## begin Material provided

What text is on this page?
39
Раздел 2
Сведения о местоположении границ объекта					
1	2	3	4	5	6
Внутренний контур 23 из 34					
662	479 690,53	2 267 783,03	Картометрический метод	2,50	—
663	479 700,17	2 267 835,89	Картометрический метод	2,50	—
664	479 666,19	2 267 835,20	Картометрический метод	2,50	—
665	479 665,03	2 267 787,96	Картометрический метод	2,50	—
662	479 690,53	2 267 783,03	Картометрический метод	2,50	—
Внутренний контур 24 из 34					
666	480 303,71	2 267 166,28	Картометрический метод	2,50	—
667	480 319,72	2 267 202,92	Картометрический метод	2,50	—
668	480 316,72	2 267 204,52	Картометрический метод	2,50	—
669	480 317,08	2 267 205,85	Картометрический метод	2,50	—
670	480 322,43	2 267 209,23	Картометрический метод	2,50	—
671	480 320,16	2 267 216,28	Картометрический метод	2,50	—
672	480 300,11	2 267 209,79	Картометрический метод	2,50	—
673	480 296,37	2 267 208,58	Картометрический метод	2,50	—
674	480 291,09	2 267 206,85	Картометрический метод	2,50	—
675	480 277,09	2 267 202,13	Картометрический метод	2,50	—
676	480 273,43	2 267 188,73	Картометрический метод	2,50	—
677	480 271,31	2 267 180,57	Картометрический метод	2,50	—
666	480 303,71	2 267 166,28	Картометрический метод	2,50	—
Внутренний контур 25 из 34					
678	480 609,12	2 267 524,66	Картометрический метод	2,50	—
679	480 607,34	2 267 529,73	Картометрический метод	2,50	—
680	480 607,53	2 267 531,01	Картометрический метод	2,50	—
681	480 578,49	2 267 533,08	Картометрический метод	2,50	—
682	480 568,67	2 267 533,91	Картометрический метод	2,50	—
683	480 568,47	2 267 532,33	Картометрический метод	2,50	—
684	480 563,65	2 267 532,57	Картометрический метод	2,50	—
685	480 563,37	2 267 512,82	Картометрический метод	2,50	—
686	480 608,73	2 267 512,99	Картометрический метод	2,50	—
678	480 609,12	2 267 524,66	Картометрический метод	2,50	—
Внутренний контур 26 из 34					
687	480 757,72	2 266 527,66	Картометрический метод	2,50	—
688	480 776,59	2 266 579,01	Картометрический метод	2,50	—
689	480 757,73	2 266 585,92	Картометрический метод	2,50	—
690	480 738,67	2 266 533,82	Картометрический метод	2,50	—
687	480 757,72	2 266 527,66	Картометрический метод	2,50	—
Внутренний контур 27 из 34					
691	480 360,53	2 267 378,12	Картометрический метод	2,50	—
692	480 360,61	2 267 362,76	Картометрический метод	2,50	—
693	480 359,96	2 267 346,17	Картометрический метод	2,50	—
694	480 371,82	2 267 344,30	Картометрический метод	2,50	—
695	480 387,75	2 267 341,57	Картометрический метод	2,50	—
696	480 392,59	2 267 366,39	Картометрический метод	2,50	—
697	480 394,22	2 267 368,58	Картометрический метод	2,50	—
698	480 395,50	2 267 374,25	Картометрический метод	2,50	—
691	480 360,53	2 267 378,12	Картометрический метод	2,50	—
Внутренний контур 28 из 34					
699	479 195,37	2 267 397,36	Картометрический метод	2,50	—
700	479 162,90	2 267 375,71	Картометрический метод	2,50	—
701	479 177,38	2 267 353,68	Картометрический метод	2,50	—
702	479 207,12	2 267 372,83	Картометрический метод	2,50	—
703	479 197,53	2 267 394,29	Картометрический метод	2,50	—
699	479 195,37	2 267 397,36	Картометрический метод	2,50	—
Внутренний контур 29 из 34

## end Material provided

*Directions*
List all lines where "Внутренний" occurs.

*Result of this exercise*
Внутренний контур 23 из 34					
Внутренний контур 24 из 34					
Внутренний контур 25 из 34					
Внутренний контур 26 из 34					
Внутренний контур 27 из 34					
Внутренний контур 28 из 34					
Внутренний контур 29 из 34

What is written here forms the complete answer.